Problem requirements:
Compute the number of lines that include the string "напряжение", then output that number and nothing else.

Working data:
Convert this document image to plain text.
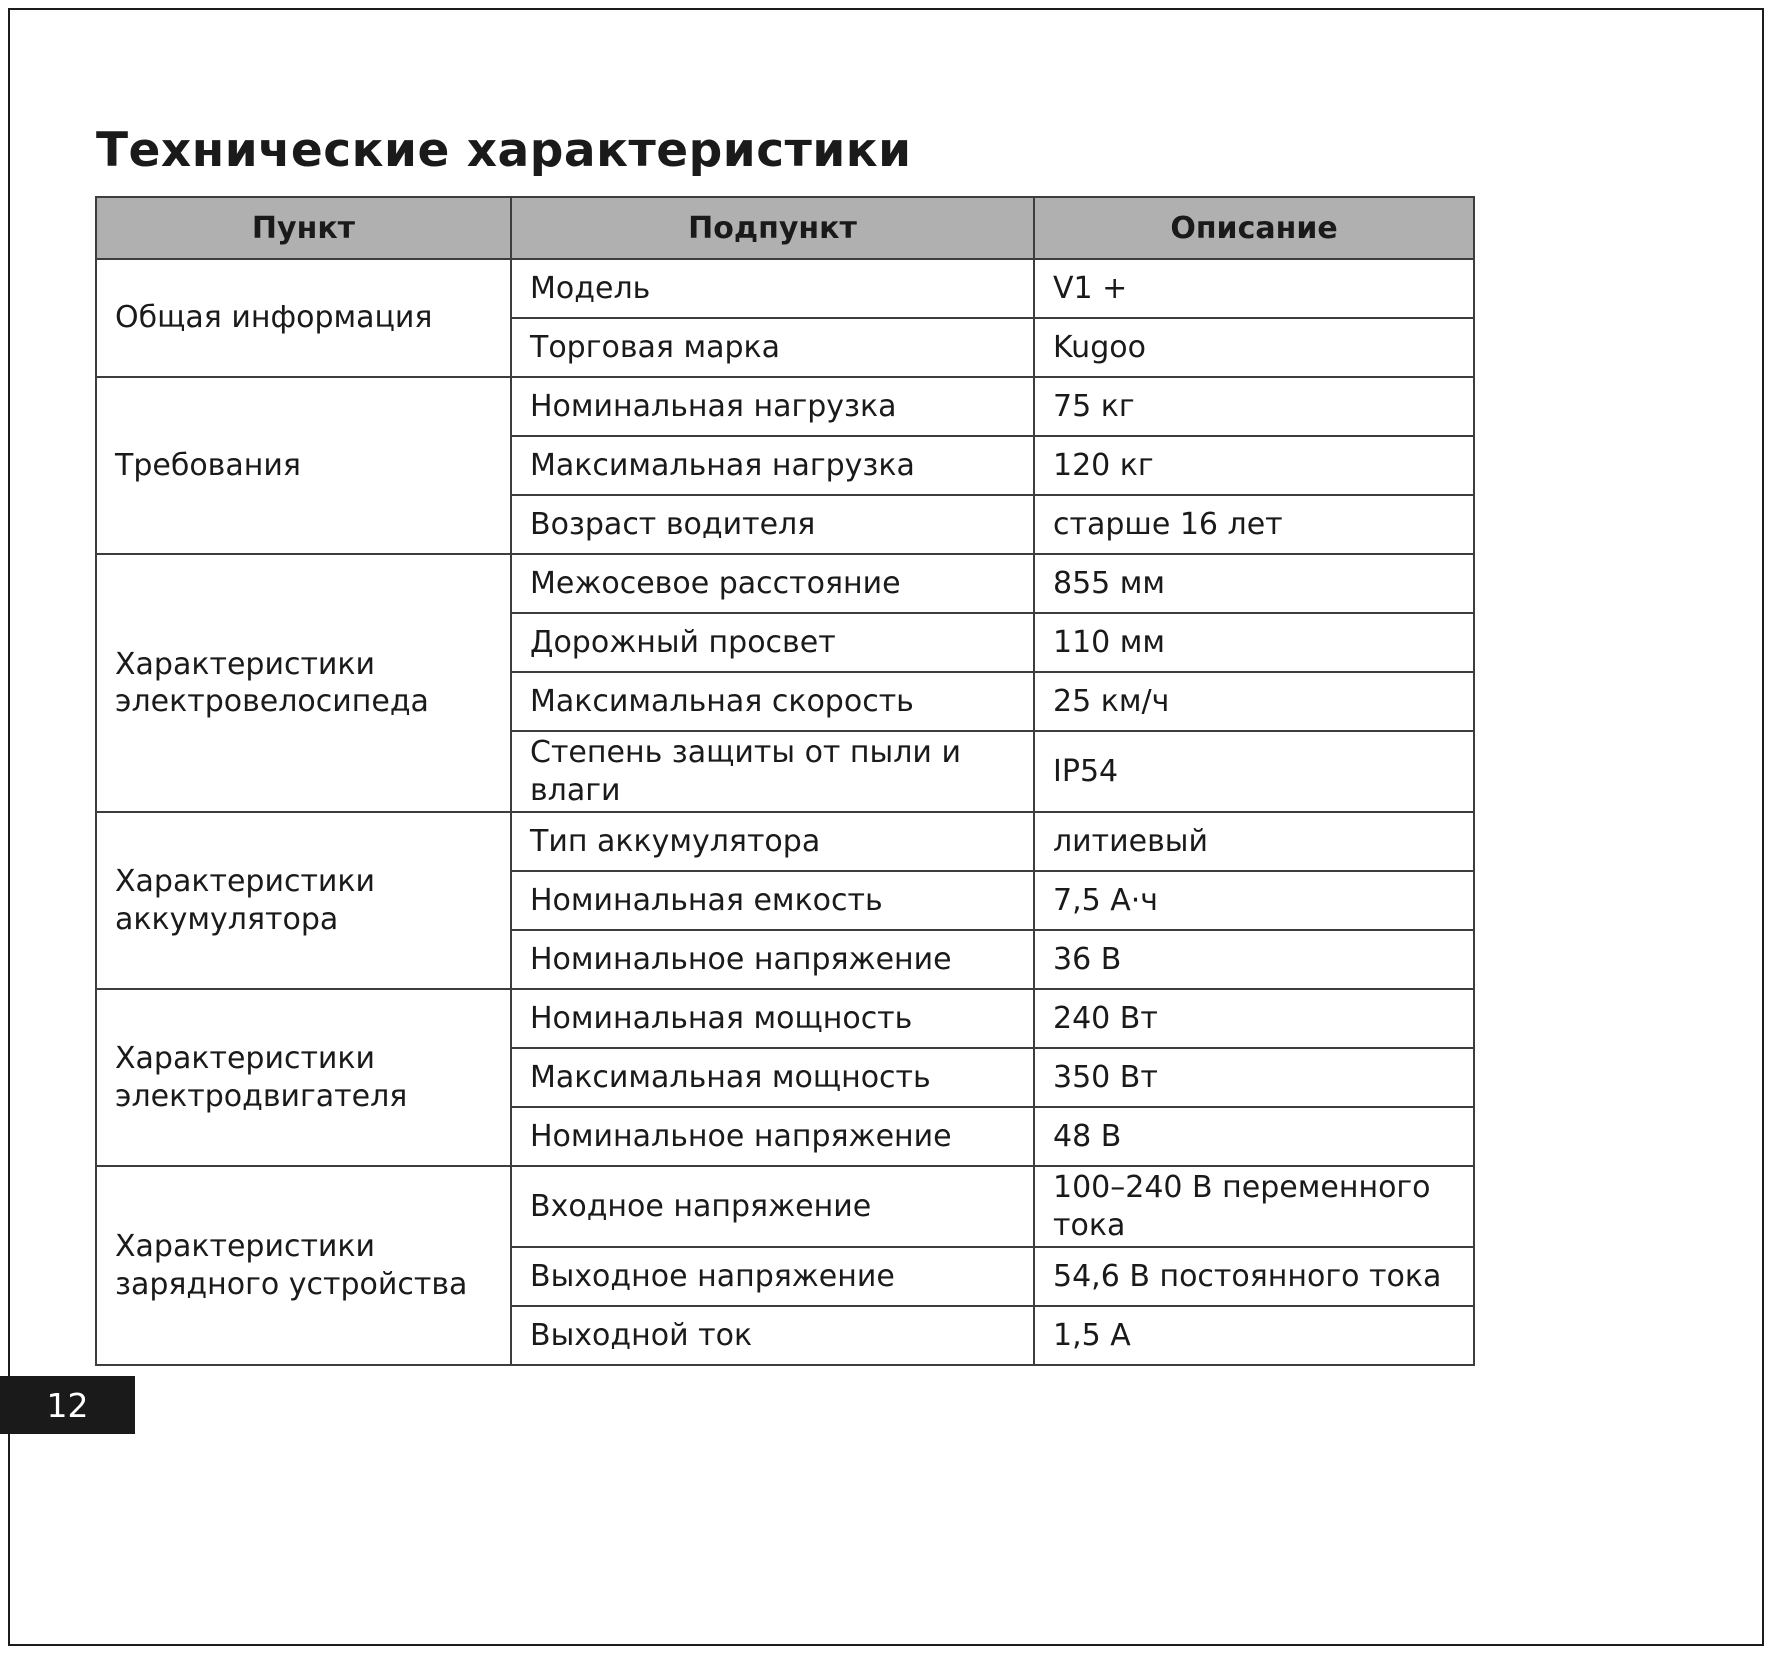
Технические характеристики
Пункт	Подпункт	Описание
Общая информация	Модель	V1 +
	Торговая марка	Kugoo
Требования	Номинальная нагрузка	75 кг
	Максимальная нагрузка	120 кг
	Возраст водителя	старше 16 лет
Характеристики электровелосипеда	Межосевое расстояние	855 мм
	Дорожный просвет	110 мм
	Максимальная скорость	25 км/ч
	Степень защиты от пыли и влаги	IP54
Характеристики аккумулятора	Тип аккумулятора	литиевый
	Номинальная емкость	7,5 А·ч
	Номинальное напряжение	36 В
Характеристики электродвигателя	Номинальная мощность	240 Вт
	Максимальная мощность	350 Вт
	Номинальное напряжение	48 В
Характеристики зарядного устройства	Входное напряжение	100–240 В переменного тока
	Выходное напряжение	54,6 В постоянного тока
	Выходной ток	1,5 А
12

Final answer:
4